EXERCISE DESCRIPTION: Copy out each line below exactly as it appears.
---*---
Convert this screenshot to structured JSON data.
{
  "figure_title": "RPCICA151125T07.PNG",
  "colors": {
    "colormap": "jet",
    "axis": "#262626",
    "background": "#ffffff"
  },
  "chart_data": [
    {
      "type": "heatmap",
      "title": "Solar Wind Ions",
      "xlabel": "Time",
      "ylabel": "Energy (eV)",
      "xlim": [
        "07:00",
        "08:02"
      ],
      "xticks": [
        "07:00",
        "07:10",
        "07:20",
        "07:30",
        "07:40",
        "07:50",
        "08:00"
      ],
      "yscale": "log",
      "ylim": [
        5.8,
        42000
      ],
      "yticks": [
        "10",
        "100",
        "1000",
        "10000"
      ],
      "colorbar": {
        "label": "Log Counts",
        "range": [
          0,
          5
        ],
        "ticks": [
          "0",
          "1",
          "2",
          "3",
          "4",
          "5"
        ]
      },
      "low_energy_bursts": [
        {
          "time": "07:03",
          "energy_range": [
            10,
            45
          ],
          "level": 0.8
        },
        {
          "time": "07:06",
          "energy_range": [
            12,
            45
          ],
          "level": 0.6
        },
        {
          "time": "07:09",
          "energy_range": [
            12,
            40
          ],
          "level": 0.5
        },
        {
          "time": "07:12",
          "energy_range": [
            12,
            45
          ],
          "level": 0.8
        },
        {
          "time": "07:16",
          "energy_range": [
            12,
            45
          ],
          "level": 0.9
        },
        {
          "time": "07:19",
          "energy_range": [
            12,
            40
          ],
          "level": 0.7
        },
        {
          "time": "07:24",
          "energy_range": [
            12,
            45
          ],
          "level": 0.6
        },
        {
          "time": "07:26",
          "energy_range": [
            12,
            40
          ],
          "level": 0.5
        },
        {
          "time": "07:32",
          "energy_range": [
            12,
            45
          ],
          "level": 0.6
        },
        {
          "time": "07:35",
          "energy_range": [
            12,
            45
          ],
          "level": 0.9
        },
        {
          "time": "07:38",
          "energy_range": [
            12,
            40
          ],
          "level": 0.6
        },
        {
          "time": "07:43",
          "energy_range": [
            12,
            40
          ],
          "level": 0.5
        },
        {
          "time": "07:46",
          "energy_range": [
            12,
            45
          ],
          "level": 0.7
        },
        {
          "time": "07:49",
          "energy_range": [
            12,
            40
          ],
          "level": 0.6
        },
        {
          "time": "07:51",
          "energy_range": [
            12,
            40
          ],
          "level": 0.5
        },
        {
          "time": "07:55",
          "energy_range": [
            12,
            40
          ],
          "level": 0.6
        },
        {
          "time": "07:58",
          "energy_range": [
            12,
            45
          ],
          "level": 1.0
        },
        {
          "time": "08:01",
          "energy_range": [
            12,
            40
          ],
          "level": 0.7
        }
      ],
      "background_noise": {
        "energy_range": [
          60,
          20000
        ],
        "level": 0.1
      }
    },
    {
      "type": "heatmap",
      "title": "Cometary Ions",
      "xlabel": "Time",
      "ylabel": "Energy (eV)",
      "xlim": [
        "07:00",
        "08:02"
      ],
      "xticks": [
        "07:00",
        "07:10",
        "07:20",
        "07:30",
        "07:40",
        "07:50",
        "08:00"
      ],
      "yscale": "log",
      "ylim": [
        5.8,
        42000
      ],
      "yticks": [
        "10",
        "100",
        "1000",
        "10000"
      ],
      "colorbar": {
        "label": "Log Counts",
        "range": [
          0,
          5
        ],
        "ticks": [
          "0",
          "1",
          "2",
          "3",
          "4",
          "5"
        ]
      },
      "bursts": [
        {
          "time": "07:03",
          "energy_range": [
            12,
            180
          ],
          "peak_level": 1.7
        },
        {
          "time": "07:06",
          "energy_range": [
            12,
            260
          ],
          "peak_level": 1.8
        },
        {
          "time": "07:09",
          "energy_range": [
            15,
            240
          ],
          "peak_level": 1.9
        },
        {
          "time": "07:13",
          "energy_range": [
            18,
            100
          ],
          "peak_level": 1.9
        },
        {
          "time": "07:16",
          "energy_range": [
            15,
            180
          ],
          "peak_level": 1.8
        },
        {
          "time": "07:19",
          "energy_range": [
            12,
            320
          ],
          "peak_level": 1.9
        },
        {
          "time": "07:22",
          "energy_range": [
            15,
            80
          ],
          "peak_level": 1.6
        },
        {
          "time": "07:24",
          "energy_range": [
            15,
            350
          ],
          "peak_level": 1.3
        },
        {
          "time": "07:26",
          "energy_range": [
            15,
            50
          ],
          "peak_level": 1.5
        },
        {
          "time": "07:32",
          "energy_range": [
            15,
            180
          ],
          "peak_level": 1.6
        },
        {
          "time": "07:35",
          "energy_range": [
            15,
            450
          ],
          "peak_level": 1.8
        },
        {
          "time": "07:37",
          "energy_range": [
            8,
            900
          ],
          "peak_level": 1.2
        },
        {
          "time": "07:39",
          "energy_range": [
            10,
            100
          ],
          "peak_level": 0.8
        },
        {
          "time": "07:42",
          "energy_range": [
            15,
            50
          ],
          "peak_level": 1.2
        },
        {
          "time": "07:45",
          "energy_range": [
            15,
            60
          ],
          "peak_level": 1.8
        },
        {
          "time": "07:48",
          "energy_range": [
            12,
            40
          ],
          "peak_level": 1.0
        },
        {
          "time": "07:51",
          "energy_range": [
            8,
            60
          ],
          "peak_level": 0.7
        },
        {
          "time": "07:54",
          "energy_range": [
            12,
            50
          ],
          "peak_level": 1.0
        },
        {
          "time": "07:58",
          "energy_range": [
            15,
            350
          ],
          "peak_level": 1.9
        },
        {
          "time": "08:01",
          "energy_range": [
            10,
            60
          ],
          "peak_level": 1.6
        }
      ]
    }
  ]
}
---*---
TASK RESPONSE:
Convert this screenshot to structured JSON data.
{
  "figure_title": "RPCICA151125T07.PNG",
  "colors": {
    "colormap": "jet",
    "axis": "#262626",
    "background": "#ffffff"
  },
  "chart_data": [
    {
      "type": "heatmap",
      "title": "Solar Wind Ions",
      "xlabel": "Time",
      "ylabel": "Energy (eV)",
      "xlim": [
        "07:00",
        "08:02"
      ],
      "xticks": [
        "07:00",
        "07:10",
        "07:20",
        "07:30",
        "07:40",
        "07:50",
        "08:00"
      ],
      "yscale": "log",
      "ylim": [
        5.8,
        42000
      ],
      "yticks": [
        "10",
        "100",
        "1000",
        "10000"
      ],
      "colorbar": {
        "label": "Log Counts",
        "range": [
          0,
          5
        ],
        "ticks": [
          "0",
          "1",
          "2",
          "3",
          "4",
          "5"
        ]
      },
      "low_energy_bursts": [
        {
          "time": "07:03",
          "energy_range": [
            10,
            45
          ],
          "level": 0.8
        },
        {
          "time": "07:06",
          "energy_range": [
            12,
            45
          ],
          "level": 0.6
        },
        {
          "time": "07:09",
          "energy_range": [
            12,
            40
          ],
          "level": 0.5
        },
        {
          "time": "07:12",
          "energy_range": [
            12,
            45
          ],
          "level": 0.8
        },
        {
          "time": "07:16",
          "energy_range": [
            12,
            45
          ],
          "level": 0.9
        },
        {
          "time": "07:19",
          "energy_range": [
            12,
            40
          ],
          "level": 0.7
        },
        {
          "time": "07:24",
          "energy_range": [
            12,
            45
          ],
          "level": 0.6
        },
        {
          "time": "07:26",
          "energy_range": [
            12,
            40
          ],
          "level": 0.5
        },
        {
          "time": "07:32",
          "energy_range": [
            12,
            45
          ],
          "level": 0.6
        },
        {
          "time": "07:35",
          "energy_range": [
            12,
            45
          ],
          "level": 0.9
        },
        {
          "time": "07:38",
          "energy_range": [
            12,
            40
          ],
          "level": 0.6
        },
        {
          "time": "07:43",
          "energy_range": [
            12,
            40
          ],
          "level": 0.5
        },
        {
          "time": "07:46",
          "energy_range": [
            12,
            45
          ],
          "level": 0.7
        },
        {
          "time": "07:49",
          "energy_range": [
            12,
            40
          ],
          "level": 0.6
        },
        {
          "time": "07:51",
          "energy_range": [
            12,
            40
          ],
          "level": 0.5
        },
        {
          "time": "07:55",
          "energy_range": [
            12,
            40
          ],
          "level": 0.6
        },
        {
          "time": "07:58",
          "energy_range": [
            12,
            45
          ],
          "level": 1.0
        },
        {
          "time": "08:01",
          "energy_range": [
            12,
            40
          ],
          "level": 0.7
        }
      ],
      "background_noise": {
        "energy_range": [
          60,
          20000
        ],
        "level": 0.1
      }
    },
    {
      "type": "heatmap",
      "title": "Cometary Ions",
      "xlabel": "Time",
      "ylabel": "Energy (eV)",
      "xlim": [
        "07:00",
        "08:02"
      ],
      "xticks": [
        "07:00",
        "07:10",
        "07:20",
        "07:30",
        "07:40",
        "07:50",
        "08:00"
      ],
      "yscale": "log",
      "ylim": [
        5.8,
        42000
      ],
      "yticks": [
        "10",
        "100",
        "1000",
        "10000"
      ],
      "colorbar": {
        "label": "Log Counts",
        "range": [
          0,
          5
        ],
        "ticks": [
          "0",
          "1",
          "2",
          "3",
          "4",
          "5"
        ]
      },
      "bursts": [
        {
          "time": "07:03",
          "energy_range": [
            12,
            180
          ],
          "peak_level": 1.7
        },
        {
          "time": "07:06",
          "energy_range": [
            12,
            260
          ],
          "peak_level": 1.8
        },
        {
          "time": "07:09",
          "energy_range": [
            15,
            240
          ],
          "peak_level": 1.9
        },
        {
          "time": "07:13",
          "energy_range": [
            18,
            100
          ],
          "peak_level": 1.9
        },
        {
          "time": "07:16",
          "energy_range": [
            15,
            180
          ],
          "peak_level": 1.8
        },
        {
          "time": "07:19",
          "energy_range": [
            12,
            320
          ],
          "peak_level": 1.9
        },
        {
          "time": "07:22",
          "energy_range": [
            15,
            80
          ],
          "peak_level": 1.6
        },
        {
          "time": "07:24",
          "energy_range": [
            15,
            350
          ],
          "peak_level": 1.3
        },
        {
          "time": "07:26",
          "energy_range": [
            15,
            50
          ],
          "peak_level": 1.5
        },
        {
          "time": "07:32",
          "energy_range": [
            15,
            180
          ],
          "peak_level": 1.6
        },
        {
          "time": "07:35",
          "energy_range": [
            15,
            450
          ],
          "peak_level": 1.8
        },
        {
          "time": "07:37",
          "energy_range": [
            8,
            900
          ],
          "peak_level": 1.2
        },
        {
          "time": "07:39",
          "energy_range": [
            10,
            100
          ],
          "peak_level": 0.8
        },
        {
          "time": "07:42",
          "energy_range": [
            15,
            50
          ],
          "peak_level": 1.2
        },
        {
          "time": "07:45",
          "energy_range": [
            15,
            60
          ],
          "peak_level": 1.8
        },
        {
          "time": "07:48",
          "energy_range": [
            12,
            40
          ],
          "peak_level": 1.0
        },
        {
          "time": "07:51",
          "energy_range": [
            8,
            60
          ],
          "peak_level": 0.7
        },
        {
          "time": "07:54",
          "energy_range": [
            12,
            50
          ],
          "peak_level": 1.0
        },
        {
          "time": "07:58",
          "energy_range": [
            15,
            350
          ],
          "peak_level": 1.9
        },
        {
          "time": "08:01",
          "energy_range": [
            10,
            60
          ],
          "peak_level": 1.6
        }
      ]
    }
  ]
}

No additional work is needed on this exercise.